§ TASK DIRECTIONS
Every record must be repeated exactly; omit any pictures they contain.
══ INPUT RECORDS
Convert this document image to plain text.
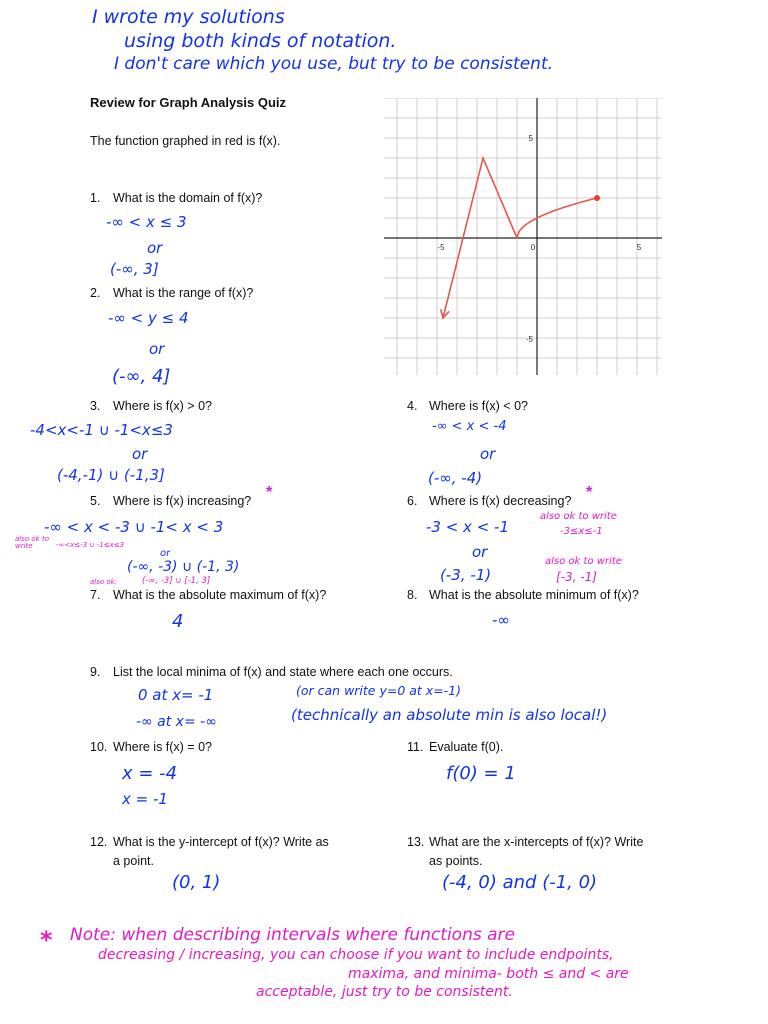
I wrote my solutions
using both kinds of notation.
I don't care which you use, but try to be consistent.
Review for Graph Analysis Quiz
The function graphed in red is f(x).
-5	0	5
5
-5
1. What is the domain of f(x)?
-∞ < x ≤ 3
or
(-∞, 3]
2. What is the range of f(x)?
-∞ < y ≤ 4
or
(-∞, 4]
3. Where is f(x) > 0?
-4<x<-1 ∪ -1<x≤3
or
(-4,-1) ∪ (-1,3]
4. Where is f(x) < 0?
-∞ < x < -4
or
(-∞, -4)
5. Where is f(x) increasing? *
-∞ < x < -3 ∪ -1< x < 3
also ok to write	-∞<x≤-3 ∪ -1≤x≤3
or
(-∞, -3) ∪ (-1, 3)
also ok:	(-∞, -3] ∪ [-1, 3]
6. Where is f(x) decreasing? *
-3 < x < -1
also ok to write
-3≤x≤-1
or
(-3, -1)
also ok to write
[-3, -1]
7. What is the absolute maximum of f(x)?
4
8. What is the absolute minimum of f(x)?
-∞
9. List the local minima of f(x) and state where each one occurs.
0 at x= -1	(or can write y=0 at x=-1)
-∞ at x= -∞	(technically an absolute min is also local!)
10. Where is f(x) = 0?
x = -4
x = -1
11. Evaluate f(0).
f(0) = 1
12. What is the y-intercept of f(x)? Write as
a point.
(0, 1)
13. What are the x-intercepts of f(x)? Write
as points.
(-4, 0) and (-1, 0)
* Note: when describing intervals where functions are
decreasing / increasing, you can choose if you want to include endpoints,
maxima, and minima- both ≤ and < are
acceptable, just try to be consistent.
════
§ RESPONSE BELOW
Convert this document image to plain text.
I wrote my solutions
using both kinds of notation.
I don't care which you use, but try to be consistent.
Review for Graph Analysis Quiz
The function graphed in red is f(x).
-5	0	5
5
-5
1. What is the domain of f(x)?
-∞ < x ≤ 3
or
(-∞, 3]
2. What is the range of f(x)?
-∞ < y ≤ 4
or
(-∞, 4]
3. Where is f(x) > 0?
-4<x<-1 ∪ -1<x≤3
or
(-4,-1) ∪ (-1,3]
4. Where is f(x) < 0?
-∞ < x < -4
or
(-∞, -4)
5. Where is f(x) increasing? *
-∞ < x < -3 ∪ -1< x < 3
also ok to write	-∞<x≤-3 ∪ -1≤x≤3
or
(-∞, -3) ∪ (-1, 3)
also ok:	(-∞, -3] ∪ [-1, 3]
6. Where is f(x) decreasing? *
-3 < x < -1
also ok to write
-3≤x≤-1
or
(-3, -1)
also ok to write
[-3, -1]
7. What is the absolute maximum of f(x)?
4
8. What is the absolute minimum of f(x)?
-∞
9. List the local minima of f(x) and state where each one occurs.
0 at x= -1	(or can write y=0 at x=-1)
-∞ at x= -∞	(technically an absolute min is also local!)
10. Where is f(x) = 0?
x = -4
x = -1
11. Evaluate f(0).
f(0) = 1
12. What is the y-intercept of f(x)? Write as
a point.
(0, 1)
13. What are the x-intercepts of f(x)? Write
as points.
(-4, 0) and (-1, 0)
* Note: when describing intervals where functions are
decreasing / increasing, you can choose if you want to include endpoints,
maxima, and minima- both ≤ and < are
acceptable, just try to be consistent.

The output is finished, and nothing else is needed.